> [TASK REQUIREMENTS]:
Select every line containing the word "Subgroups" from the material, and copy those lines.

> [MATERIAL FOR THIS TASK]:

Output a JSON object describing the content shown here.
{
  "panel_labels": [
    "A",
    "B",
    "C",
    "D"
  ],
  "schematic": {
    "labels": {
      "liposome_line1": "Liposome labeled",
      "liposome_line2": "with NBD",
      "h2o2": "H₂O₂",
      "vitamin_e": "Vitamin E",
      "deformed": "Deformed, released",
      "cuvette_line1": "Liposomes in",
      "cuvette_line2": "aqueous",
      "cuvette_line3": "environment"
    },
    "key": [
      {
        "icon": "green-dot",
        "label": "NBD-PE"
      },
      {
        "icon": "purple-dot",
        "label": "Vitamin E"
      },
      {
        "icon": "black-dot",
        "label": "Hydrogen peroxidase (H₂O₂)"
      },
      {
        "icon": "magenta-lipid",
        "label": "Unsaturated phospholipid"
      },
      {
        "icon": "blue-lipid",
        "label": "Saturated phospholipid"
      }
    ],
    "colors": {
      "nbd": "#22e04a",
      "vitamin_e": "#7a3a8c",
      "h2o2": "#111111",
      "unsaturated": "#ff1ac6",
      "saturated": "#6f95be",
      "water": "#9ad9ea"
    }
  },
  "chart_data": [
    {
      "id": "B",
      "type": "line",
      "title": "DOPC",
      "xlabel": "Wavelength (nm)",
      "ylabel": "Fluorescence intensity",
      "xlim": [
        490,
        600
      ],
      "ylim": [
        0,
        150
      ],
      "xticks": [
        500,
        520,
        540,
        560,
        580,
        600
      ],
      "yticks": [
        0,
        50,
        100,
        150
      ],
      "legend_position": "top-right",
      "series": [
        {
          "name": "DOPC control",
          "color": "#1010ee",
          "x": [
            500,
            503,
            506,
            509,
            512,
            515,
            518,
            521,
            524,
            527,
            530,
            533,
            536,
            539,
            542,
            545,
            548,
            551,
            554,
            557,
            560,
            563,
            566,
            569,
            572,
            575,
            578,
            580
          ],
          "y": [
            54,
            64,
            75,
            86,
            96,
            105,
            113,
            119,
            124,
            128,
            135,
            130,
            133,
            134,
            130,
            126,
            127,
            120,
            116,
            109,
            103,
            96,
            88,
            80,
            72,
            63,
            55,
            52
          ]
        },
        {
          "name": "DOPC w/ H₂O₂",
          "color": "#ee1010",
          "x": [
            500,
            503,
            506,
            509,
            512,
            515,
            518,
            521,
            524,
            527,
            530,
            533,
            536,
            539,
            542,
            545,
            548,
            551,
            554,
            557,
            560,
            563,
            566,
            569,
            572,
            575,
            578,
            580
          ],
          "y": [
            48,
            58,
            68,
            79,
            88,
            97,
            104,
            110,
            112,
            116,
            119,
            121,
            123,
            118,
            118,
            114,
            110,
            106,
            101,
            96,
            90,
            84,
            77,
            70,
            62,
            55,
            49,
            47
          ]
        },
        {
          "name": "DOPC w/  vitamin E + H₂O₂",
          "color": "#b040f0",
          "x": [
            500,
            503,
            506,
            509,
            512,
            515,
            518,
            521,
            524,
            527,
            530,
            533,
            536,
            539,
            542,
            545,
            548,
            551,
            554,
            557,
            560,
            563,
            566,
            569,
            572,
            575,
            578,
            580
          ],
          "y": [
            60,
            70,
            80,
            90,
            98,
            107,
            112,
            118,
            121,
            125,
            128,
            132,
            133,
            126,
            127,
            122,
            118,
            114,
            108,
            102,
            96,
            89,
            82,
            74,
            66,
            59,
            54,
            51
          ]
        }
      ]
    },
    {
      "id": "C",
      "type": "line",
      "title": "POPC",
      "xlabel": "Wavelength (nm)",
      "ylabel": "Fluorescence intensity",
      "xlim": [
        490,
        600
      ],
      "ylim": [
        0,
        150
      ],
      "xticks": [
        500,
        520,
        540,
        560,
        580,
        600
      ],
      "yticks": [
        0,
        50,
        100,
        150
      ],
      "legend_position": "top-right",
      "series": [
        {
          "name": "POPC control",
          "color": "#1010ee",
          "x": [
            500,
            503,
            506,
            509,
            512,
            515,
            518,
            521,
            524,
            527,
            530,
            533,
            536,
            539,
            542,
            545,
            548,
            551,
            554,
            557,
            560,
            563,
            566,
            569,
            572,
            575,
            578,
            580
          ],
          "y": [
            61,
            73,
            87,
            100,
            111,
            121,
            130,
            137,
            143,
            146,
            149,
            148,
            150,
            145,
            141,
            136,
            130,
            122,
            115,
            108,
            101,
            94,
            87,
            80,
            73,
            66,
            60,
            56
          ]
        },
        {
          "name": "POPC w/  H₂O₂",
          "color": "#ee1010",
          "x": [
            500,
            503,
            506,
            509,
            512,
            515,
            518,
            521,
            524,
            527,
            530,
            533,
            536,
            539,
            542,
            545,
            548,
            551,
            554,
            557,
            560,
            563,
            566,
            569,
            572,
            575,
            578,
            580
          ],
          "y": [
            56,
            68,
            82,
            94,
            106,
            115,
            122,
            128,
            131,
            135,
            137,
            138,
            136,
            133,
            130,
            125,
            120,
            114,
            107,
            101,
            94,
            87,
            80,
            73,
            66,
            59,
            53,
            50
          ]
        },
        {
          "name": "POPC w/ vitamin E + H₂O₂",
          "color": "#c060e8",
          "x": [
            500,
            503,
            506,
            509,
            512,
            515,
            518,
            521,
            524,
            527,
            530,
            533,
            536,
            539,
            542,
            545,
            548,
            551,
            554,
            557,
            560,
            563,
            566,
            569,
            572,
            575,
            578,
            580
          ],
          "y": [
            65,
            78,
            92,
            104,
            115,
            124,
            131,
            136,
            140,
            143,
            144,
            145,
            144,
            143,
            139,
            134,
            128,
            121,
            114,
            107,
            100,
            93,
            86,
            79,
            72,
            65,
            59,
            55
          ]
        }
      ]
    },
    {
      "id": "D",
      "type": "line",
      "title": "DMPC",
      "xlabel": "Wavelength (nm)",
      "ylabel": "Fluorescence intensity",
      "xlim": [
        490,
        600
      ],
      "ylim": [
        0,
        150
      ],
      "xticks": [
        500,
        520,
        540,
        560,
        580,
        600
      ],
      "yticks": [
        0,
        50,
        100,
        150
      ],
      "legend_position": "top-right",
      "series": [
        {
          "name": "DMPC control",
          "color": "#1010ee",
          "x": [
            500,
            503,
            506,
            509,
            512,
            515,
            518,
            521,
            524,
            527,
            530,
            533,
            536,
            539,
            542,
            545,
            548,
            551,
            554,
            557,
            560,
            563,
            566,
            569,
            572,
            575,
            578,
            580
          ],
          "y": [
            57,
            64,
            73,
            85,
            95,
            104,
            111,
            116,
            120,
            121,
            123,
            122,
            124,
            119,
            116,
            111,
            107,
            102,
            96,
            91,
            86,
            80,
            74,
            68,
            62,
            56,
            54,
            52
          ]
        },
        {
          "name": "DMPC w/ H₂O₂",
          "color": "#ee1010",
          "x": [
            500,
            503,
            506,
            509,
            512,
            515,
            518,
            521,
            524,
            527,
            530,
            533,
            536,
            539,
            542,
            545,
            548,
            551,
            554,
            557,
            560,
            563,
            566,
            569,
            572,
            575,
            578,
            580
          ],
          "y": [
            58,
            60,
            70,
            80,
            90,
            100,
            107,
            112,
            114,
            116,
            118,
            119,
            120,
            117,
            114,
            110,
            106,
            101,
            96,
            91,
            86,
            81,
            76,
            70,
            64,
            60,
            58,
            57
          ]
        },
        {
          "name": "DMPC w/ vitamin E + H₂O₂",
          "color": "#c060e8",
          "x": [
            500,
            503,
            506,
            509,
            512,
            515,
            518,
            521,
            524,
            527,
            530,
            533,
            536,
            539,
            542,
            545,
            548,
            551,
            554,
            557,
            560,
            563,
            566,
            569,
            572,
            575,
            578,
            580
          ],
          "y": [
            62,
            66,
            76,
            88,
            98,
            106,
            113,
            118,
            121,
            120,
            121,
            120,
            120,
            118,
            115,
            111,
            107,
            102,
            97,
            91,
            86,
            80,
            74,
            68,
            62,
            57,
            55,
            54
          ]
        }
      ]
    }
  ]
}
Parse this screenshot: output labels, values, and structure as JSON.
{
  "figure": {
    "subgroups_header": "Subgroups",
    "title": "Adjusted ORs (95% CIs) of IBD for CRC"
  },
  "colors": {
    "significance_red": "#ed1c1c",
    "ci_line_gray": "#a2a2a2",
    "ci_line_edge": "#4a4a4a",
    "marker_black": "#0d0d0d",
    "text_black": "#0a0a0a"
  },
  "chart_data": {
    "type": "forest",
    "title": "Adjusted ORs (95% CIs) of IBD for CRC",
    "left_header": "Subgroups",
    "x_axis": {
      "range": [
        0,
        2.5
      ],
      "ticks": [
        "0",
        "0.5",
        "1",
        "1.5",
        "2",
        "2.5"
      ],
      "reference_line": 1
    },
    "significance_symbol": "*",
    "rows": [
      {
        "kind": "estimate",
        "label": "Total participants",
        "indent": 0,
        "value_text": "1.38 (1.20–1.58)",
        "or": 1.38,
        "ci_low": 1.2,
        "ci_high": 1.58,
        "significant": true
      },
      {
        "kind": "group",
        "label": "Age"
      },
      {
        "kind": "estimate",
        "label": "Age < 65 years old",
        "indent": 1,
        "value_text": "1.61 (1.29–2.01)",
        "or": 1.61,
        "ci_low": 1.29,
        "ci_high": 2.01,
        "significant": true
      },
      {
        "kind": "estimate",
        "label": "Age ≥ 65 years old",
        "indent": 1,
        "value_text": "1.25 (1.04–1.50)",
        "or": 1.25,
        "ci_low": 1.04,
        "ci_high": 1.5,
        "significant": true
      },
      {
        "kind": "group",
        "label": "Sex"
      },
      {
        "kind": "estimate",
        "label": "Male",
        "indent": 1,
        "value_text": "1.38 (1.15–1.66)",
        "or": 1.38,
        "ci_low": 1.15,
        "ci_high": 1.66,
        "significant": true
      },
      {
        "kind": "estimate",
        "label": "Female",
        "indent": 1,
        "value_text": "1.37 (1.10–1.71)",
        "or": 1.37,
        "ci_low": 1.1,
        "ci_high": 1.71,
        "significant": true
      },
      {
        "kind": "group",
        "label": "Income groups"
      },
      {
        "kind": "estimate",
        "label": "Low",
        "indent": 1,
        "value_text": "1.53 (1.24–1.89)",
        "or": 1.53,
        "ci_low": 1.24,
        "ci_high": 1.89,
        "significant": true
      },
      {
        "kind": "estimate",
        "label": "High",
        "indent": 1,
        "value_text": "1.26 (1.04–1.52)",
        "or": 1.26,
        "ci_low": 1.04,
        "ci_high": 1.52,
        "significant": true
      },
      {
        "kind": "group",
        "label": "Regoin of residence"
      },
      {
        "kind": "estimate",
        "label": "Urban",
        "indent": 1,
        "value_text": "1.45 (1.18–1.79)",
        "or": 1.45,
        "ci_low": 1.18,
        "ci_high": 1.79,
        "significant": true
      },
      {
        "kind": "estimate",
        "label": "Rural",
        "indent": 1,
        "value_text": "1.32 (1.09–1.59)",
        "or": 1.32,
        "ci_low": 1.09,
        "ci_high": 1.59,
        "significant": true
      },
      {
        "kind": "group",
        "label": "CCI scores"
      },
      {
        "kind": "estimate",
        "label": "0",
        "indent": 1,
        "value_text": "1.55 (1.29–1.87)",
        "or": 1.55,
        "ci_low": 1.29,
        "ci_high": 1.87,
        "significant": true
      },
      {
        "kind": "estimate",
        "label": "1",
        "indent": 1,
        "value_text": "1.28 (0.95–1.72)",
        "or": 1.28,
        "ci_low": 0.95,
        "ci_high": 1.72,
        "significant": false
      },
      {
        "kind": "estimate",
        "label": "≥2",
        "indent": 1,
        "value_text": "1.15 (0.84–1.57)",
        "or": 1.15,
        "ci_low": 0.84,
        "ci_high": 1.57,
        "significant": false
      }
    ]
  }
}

> [EXERCISE RESULT]:
    "subgroups_header": "Subgroups",
    "left_header": "Subgroups",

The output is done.